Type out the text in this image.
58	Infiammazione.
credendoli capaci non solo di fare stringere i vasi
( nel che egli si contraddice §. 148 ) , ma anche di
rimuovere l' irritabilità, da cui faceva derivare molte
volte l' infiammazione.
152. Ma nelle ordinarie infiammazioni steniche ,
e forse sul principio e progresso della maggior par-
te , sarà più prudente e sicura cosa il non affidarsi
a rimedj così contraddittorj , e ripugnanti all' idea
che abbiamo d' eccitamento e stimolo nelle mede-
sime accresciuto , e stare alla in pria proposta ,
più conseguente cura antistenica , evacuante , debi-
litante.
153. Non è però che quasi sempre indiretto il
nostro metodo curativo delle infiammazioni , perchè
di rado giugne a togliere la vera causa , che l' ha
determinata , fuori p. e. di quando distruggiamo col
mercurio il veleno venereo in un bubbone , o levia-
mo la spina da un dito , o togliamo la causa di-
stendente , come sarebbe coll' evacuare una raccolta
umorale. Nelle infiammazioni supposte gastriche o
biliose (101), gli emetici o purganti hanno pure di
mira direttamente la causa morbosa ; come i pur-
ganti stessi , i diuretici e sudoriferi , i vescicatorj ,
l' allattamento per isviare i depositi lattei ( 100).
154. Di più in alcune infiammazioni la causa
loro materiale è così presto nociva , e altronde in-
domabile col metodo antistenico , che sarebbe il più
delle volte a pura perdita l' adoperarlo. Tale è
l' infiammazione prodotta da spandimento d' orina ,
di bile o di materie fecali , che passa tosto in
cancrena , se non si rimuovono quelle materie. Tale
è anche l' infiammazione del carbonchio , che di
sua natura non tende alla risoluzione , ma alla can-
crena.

○ ○ ○ ○ ○

GIVEN INSTRUCTION: Reproduce each entry word for word.

FULL SOLUTION:
Type out the text in this image.
58	Infiammazione.
credendoli capaci non solo di fare stringere i vasi
( nel che egli si contraddice §. 148 ) , ma anche di
rimuovere l' irritabilità, da cui faceva derivare molte
volte l' infiammazione.
152. Ma nelle ordinarie infiammazioni steniche ,
e forse sul principio e progresso della maggior par-
te , sarà più prudente e sicura cosa il non affidarsi
a rimedj così contraddittorj , e ripugnanti all' idea
che abbiamo d' eccitamento e stimolo nelle mede-
sime accresciuto , e stare alla in pria proposta ,
più conseguente cura antistenica , evacuante , debi-
litante.
153. Non è però che quasi sempre indiretto il
nostro metodo curativo delle infiammazioni , perchè
di rado giugne a togliere la vera causa , che l' ha
determinata , fuori p. e. di quando distruggiamo col
mercurio il veleno venereo in un bubbone , o levia-
mo la spina da un dito , o togliamo la causa di-
stendente , come sarebbe coll' evacuare una raccolta
umorale. Nelle infiammazioni supposte gastriche o
biliose (101), gli emetici o purganti hanno pure di
mira direttamente la causa morbosa ; come i pur-
ganti stessi , i diuretici e sudoriferi , i vescicatorj ,
l' allattamento per isviare i depositi lattei ( 100).
154. Di più in alcune infiammazioni la causa
loro materiale è così presto nociva , e altronde in-
domabile col metodo antistenico , che sarebbe il più
delle volte a pura perdita l' adoperarlo. Tale è
l' infiammazione prodotta da spandimento d' orina ,
di bile o di materie fecali , che passa tosto in
cancrena , se non si rimuovono quelle materie. Tale
è anche l' infiammazione del carbonchio , che di
sua natura non tende alla risoluzione , ma alla can-
crena.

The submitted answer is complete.